◆ What to produce ◆
Copy every line of the records below verbatim, changing nothing.

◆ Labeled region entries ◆

__________

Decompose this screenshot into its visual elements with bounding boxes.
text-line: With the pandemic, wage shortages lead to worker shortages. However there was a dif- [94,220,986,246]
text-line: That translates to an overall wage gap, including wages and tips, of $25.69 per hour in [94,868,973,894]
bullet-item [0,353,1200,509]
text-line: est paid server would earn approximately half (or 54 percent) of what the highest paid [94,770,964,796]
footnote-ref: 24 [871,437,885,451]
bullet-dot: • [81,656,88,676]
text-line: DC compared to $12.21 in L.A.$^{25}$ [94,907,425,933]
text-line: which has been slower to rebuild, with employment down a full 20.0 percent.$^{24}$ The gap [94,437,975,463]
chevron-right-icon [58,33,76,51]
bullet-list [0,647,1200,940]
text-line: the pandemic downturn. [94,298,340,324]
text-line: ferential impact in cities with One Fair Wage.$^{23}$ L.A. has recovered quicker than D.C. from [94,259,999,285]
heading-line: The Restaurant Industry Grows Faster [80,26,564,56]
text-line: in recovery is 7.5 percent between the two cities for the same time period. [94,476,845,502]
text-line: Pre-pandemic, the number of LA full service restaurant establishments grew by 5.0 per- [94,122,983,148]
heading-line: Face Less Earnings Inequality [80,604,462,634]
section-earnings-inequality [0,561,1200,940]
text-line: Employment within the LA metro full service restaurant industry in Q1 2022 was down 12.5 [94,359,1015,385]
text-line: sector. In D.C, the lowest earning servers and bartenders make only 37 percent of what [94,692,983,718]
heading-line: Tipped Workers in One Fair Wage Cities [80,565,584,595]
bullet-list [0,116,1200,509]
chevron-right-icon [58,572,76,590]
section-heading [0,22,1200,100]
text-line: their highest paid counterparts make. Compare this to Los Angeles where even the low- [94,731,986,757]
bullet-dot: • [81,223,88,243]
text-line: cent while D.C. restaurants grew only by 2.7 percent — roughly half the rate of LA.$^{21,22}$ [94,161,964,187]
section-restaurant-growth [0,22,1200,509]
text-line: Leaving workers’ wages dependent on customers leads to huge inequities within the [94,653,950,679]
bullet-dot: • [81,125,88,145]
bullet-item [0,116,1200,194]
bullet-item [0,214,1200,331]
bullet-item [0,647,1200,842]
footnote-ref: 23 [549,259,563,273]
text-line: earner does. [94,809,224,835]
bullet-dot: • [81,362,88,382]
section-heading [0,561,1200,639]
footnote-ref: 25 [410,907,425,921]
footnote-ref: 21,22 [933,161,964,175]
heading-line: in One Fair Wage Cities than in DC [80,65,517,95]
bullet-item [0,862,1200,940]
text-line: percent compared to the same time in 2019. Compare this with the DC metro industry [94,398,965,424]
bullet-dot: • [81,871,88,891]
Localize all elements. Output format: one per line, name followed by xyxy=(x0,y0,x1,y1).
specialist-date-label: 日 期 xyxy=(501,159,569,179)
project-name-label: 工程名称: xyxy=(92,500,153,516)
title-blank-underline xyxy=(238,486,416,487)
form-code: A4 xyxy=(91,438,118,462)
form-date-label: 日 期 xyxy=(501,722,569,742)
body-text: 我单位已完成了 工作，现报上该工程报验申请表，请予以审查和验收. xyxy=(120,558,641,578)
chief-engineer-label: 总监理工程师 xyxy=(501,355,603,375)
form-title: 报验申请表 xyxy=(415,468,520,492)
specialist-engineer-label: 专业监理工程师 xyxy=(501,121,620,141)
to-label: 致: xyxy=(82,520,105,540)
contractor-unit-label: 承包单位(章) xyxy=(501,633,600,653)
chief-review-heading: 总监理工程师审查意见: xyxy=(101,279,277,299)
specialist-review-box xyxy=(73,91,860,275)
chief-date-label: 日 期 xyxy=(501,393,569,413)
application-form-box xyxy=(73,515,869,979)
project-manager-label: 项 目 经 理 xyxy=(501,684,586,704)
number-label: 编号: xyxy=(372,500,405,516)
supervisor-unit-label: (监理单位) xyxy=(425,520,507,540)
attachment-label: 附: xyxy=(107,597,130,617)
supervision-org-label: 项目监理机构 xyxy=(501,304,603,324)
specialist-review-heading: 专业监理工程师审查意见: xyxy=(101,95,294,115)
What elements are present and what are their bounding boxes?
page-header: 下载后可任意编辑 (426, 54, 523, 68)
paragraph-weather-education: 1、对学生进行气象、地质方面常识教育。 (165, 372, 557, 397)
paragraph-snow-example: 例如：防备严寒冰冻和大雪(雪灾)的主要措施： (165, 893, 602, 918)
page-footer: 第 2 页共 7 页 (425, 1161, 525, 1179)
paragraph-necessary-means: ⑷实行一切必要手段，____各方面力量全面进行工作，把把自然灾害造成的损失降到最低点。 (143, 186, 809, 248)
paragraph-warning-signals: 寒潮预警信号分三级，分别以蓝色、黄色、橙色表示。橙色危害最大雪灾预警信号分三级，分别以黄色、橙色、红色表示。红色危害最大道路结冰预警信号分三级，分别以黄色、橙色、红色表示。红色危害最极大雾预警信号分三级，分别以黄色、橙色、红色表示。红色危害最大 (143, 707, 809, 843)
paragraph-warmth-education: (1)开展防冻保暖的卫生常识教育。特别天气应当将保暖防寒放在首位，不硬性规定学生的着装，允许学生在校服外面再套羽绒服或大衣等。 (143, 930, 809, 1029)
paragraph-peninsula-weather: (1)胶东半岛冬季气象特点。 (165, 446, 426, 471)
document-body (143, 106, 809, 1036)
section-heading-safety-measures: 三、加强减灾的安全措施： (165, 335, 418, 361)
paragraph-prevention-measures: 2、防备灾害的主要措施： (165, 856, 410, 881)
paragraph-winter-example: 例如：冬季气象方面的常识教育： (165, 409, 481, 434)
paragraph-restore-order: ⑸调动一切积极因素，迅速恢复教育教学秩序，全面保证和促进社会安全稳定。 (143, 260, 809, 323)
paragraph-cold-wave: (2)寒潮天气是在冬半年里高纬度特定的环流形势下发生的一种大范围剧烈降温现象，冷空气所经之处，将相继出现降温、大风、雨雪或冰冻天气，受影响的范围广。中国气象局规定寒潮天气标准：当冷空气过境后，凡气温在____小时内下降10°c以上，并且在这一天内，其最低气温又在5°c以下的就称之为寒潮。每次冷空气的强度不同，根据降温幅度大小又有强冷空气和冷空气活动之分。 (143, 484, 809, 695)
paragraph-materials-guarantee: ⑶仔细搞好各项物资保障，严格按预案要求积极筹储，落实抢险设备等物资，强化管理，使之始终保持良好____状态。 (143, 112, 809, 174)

__________

◆ Task result ◆
Decompose this screenshot into its visual elements with bounding boxes.
text-line: With the pandemic, wage shortages lead to worker shortages. However there was a dif- [94,220,986,246]
text-line: That translates to an overall wage gap, including wages and tips, of $25.69 per hour in [94,868,973,894]
bullet-item [0,353,1200,509]
text-line: est paid server would earn approximately half (or 54 percent) of what the highest paid [94,770,964,796]
footnote-ref: 24 [871,437,885,451]
bullet-dot: • [81,656,88,676]
text-line: DC compared to $12.21 in L.A.$^{25}$ [94,907,425,933]
text-line: which has been slower to rebuild, with employment down a full 20.0 percent.$^{24}$ The gap [94,437,975,463]
chevron-right-icon [58,33,76,51]
bullet-list [0,647,1200,940]
text-line: the pandemic downturn. [94,298,340,324]
text-line: ferential impact in cities with One Fair Wage.$^{23}$ L.A. has recovered quicker than D.C. from [94,259,999,285]
heading-line: The Restaurant Industry Grows Faster [80,26,564,56]
text-line: in recovery is 7.5 percent between the two cities for the same time period. [94,476,845,502]
text-line: Pre-pandemic, the number of LA full service restaurant establishments grew by 5.0 per- [94,122,983,148]
heading-line: Face Less Earnings Inequality [80,604,462,634]
section-earnings-inequality [0,561,1200,940]
text-line: Employment within the LA metro full service restaurant industry in Q1 2022 was down 12.5 [94,359,1015,385]
text-line: sector. In D.C, the lowest earning servers and bartenders make only 37 percent of what [94,692,983,718]
heading-line: Tipped Workers in One Fair Wage Cities [80,565,584,595]
bullet-list [0,116,1200,509]
chevron-right-icon [58,572,76,590]
section-heading [0,22,1200,100]
text-line: their highest paid counterparts make. Compare this to Los Angeles where even the low- [94,731,986,757]
bullet-dot: • [81,223,88,243]
text-line: cent while D.C. restaurants grew only by 2.7 percent — roughly half the rate of LA.$^{21,22}$ [94,161,964,187]
section-restaurant-growth [0,22,1200,509]
text-line: Leaving workers’ wages dependent on customers leads to huge inequities within the [94,653,950,679]
bullet-dot: • [81,125,88,145]
bullet-item [0,116,1200,194]
bullet-item [0,214,1200,331]
bullet-item [0,647,1200,842]
footnote-ref: 23 [549,259,563,273]
text-line: earner does. [94,809,224,835]
bullet-dot: • [81,362,88,382]
section-heading [0,561,1200,639]
footnote-ref: 25 [410,907,425,921]
footnote-ref: 21,22 [933,161,964,175]
heading-line: in One Fair Wage Cities than in DC [80,65,517,95]
bullet-item [0,862,1200,940]
text-line: percent compared to the same time in 2019. Compare this with the DC metro industry [94,398,965,424]
bullet-dot: • [81,871,88,891]
Localize all elements. Output format: one per line, name followed by xyxy=(x0,y0,x1,y1).
specialist-date-label: 日 期 xyxy=(501,159,569,179)
project-name-label: 工程名称: xyxy=(92,500,153,516)
title-blank-underline xyxy=(238,486,416,487)
form-code: A4 xyxy=(91,438,118,462)
form-date-label: 日 期 xyxy=(501,722,569,742)
body-text: 我单位已完成了 工作，现报上该工程报验申请表，请予以审查和验收. xyxy=(120,558,641,578)
chief-engineer-label: 总监理工程师 xyxy=(501,355,603,375)
form-title: 报验申请表 xyxy=(415,468,520,492)
specialist-engineer-label: 专业监理工程师 xyxy=(501,121,620,141)
to-label: 致: xyxy=(82,520,105,540)
contractor-unit-label: 承包单位(章) xyxy=(501,633,600,653)
chief-review-heading: 总监理工程师审查意见: xyxy=(101,279,277,299)
specialist-review-box xyxy=(73,91,860,275)
chief-date-label: 日 期 xyxy=(501,393,569,413)
application-form-box xyxy=(73,515,869,979)
project-manager-label: 项 目 经 理 xyxy=(501,684,586,704)
number-label: 编号: xyxy=(372,500,405,516)
supervisor-unit-label: (监理单位) xyxy=(425,520,507,540)
attachment-label: 附: xyxy=(107,597,130,617)
supervision-org-label: 项目监理机构 xyxy=(501,304,603,324)
specialist-review-heading: 专业监理工程师审查意见: xyxy=(101,95,294,115)
What elements are present and what are their bounding boxes?
page-header: 下载后可任意编辑 (426, 54, 523, 68)
paragraph-weather-education: 1、对学生进行气象、地质方面常识教育。 (165, 372, 557, 397)
paragraph-snow-example: 例如：防备严寒冰冻和大雪(雪灾)的主要措施： (165, 893, 602, 918)
page-footer: 第 2 页共 7 页 (425, 1161, 525, 1179)
paragraph-necessary-means: ⑷实行一切必要手段，____各方面力量全面进行工作，把把自然灾害造成的损失降到最低点。 (143, 186, 809, 248)
paragraph-warning-signals: 寒潮预警信号分三级，分别以蓝色、黄色、橙色表示。橙色危害最大雪灾预警信号分三级，分别以黄色、橙色、红色表示。红色危害最大道路结冰预警信号分三级，分别以黄色、橙色、红色表示。红色危害最极大雾预警信号分三级，分别以黄色、橙色、红色表示。红色危害最大 (143, 707, 809, 843)
paragraph-warmth-education: (1)开展防冻保暖的卫生常识教育。特别天气应当将保暖防寒放在首位，不硬性规定学生的着装，允许学生在校服外面再套羽绒服或大衣等。 (143, 930, 809, 1029)
paragraph-peninsula-weather: (1)胶东半岛冬季气象特点。 (165, 446, 426, 471)
document-body (143, 106, 809, 1036)
section-heading-safety-measures: 三、加强减灾的安全措施： (165, 335, 418, 361)
paragraph-prevention-measures: 2、防备灾害的主要措施： (165, 856, 410, 881)
paragraph-winter-example: 例如：冬季气象方面的常识教育： (165, 409, 481, 434)
paragraph-restore-order: ⑸调动一切积极因素，迅速恢复教育教学秩序，全面保证和促进社会安全稳定。 (143, 260, 809, 323)
paragraph-cold-wave: (2)寒潮天气是在冬半年里高纬度特定的环流形势下发生的一种大范围剧烈降温现象，冷空气所经之处，将相继出现降温、大风、雨雪或冰冻天气，受影响的范围广。中国气象局规定寒潮天气标准：当冷空气过境后，凡气温在____小时内下降10°c以上，并且在这一天内，其最低气温又在5°c以下的就称之为寒潮。每次冷空气的强度不同，根据降温幅度大小又有强冷空气和冷空气活动之分。 (143, 484, 809, 695)
paragraph-materials-guarantee: ⑶仔细搞好各项物资保障，严格按预案要求积极筹储，落实抢险设备等物资，强化管理，使之始终保持良好____状态。 (143, 112, 809, 174)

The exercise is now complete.